■ **What is being asked**
In the abstract on wide-bandgap perovskites below, what certified efficiency did the champion perovskite-organic tandem solar cell reach?
[[ Document text, beginning ]]
Competitive Crystallization Modulated Phase-Homogeneous Wide-Bandgap Perovskites for Monolithic Perovskite-Organic Tandem Solar Cells.

Wide-bandgap (WBG) perovskites with tunable bandgaps can be integrated into organic solar cells to construct tandem solar cells (TSCs), enabling the device to exceed the Shockley-Queisser efficiency limit. However, ionic mismatches and crystallization kinetics in WBG perovskites trigger inhomogeneous phase distribution and defects. In this work, a triphenyl phosphate (Tri-PyPA) is utilized to modulate Br/I competitive crystallization and compositional distribution. The preferential coordination of Tri-PyPA with PbBr reduces the effective charge on Pb and changes the electrostatic interaction between Pb and Br/I ions. It suppresses the rapid migration of highly diffusive (Br-rich) components during crystallization. Meanwhile, Tri-PyPA forms a six-membered hydrogen-bonded ring structure with formamidinium cations by H•••O═P interaction to immobilize cations. The π-π conjugation allows Tri-PyPA to form a compact molecular coverage on the (100) facet, significantly reducing non-radiative recombination and elevating the ion migration energy barriers. The homogeneous WBG perovskites boost the efficiency up to record values of 21.39% and 19.64% for 1.72 eV and 1.84 eV devices, respectively. The unencapsulated device can maintain 95% of its initial efficiency after illumination for 1100 h. The champion perovskite-organic TSC shows an efficiency of 26.11% (certified 25.07%) and retains 80% of its initial efficiency after continuous operation for 1000 h.
[[ Document text, end ]]
[[ Extracted information, beginning ]]
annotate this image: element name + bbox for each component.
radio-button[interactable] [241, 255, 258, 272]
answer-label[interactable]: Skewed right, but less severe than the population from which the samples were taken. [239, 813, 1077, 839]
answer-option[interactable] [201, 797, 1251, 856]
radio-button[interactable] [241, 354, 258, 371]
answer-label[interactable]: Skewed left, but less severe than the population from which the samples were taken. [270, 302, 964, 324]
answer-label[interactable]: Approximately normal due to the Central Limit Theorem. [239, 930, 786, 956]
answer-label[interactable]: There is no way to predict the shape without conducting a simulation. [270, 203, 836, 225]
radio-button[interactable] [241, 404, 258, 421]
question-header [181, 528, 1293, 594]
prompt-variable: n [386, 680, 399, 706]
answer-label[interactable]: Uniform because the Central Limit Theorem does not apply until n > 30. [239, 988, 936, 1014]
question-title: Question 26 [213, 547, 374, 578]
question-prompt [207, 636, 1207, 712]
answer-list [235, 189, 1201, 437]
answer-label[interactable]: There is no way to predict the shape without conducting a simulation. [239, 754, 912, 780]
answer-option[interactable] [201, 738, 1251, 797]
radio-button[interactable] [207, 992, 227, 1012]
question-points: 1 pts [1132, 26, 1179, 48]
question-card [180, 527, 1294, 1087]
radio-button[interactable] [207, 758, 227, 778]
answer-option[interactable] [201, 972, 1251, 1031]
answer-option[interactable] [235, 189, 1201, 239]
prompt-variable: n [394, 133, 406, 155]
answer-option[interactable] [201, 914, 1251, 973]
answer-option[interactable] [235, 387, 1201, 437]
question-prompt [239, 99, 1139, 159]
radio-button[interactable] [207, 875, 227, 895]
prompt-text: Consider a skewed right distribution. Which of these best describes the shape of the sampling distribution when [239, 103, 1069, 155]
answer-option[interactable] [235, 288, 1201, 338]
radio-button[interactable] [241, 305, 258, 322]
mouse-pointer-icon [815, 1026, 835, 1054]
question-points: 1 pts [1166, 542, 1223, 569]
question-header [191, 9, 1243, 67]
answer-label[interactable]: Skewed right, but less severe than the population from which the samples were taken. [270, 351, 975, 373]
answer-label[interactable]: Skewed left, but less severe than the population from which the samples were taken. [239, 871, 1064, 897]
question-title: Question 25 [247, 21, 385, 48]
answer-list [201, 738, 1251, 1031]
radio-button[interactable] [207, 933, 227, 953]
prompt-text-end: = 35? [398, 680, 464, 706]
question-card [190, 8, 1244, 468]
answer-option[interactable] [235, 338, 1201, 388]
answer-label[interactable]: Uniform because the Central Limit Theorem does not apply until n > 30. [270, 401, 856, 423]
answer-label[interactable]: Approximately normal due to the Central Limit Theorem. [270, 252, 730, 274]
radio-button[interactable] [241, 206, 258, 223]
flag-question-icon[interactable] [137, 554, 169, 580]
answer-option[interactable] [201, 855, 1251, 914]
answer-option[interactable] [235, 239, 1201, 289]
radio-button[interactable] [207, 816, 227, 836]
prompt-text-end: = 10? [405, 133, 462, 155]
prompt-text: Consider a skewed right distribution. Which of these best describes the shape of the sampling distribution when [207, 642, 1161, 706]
[[ Extracted information, end ]]
■ **Solution to the problem**
25.07%